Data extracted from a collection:
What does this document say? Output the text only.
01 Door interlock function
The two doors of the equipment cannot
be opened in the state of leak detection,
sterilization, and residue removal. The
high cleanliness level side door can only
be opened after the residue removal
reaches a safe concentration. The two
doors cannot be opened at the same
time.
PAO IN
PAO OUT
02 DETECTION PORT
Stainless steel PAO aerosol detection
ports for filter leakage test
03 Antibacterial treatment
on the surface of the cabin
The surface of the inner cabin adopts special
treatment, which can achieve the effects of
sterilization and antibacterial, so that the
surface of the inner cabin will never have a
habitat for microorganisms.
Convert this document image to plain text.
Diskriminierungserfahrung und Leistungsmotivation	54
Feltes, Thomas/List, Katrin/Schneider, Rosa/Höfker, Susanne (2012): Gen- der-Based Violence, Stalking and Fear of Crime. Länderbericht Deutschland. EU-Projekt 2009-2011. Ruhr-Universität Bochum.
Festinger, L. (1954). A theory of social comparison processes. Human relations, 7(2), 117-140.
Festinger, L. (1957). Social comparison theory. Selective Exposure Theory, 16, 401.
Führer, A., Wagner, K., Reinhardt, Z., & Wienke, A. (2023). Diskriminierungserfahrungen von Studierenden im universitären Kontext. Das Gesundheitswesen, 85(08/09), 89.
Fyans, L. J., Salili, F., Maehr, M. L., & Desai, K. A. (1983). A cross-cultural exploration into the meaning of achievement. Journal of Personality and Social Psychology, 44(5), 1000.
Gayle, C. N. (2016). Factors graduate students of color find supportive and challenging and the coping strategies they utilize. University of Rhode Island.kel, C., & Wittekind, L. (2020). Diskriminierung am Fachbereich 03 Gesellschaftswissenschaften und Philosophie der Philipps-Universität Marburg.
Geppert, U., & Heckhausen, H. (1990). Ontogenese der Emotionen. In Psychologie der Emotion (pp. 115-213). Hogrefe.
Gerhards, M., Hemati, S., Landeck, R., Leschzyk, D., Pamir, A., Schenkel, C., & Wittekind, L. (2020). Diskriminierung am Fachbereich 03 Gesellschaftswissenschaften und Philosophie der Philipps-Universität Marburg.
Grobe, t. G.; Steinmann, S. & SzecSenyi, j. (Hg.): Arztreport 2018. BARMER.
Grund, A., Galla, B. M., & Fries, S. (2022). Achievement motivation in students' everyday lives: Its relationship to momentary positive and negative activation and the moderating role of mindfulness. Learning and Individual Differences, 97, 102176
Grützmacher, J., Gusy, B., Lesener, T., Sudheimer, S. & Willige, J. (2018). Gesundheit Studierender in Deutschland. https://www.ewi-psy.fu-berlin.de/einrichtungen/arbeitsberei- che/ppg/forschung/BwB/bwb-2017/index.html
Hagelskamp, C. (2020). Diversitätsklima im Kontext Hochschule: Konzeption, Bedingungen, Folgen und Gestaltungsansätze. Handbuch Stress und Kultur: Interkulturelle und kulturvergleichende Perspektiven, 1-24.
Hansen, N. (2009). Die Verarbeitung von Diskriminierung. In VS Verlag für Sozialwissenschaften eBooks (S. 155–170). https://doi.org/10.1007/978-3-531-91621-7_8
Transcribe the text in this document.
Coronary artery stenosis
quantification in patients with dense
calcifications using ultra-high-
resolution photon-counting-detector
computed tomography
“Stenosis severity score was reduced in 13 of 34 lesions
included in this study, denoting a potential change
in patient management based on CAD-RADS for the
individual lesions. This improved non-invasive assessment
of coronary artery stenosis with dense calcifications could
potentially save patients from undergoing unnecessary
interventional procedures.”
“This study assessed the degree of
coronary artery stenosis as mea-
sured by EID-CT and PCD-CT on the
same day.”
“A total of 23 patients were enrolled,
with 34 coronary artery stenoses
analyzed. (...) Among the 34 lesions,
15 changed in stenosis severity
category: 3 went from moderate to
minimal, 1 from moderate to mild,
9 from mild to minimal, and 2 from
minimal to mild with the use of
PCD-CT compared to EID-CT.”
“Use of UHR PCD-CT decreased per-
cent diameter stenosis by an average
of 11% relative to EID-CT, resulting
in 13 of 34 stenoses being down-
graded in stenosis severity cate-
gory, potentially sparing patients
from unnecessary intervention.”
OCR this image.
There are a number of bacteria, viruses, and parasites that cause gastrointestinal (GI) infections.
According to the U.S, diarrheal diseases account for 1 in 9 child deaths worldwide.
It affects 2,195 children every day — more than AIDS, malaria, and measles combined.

- THE TASK: Wherever the string "with" appears in a line of the records, copy that line.

- EXERCISE RESULT:
quantification in patients with dense
of coronary artery stenosis with dense calcifications could
with 34 coronary artery stenoses
minimal to mild with the use of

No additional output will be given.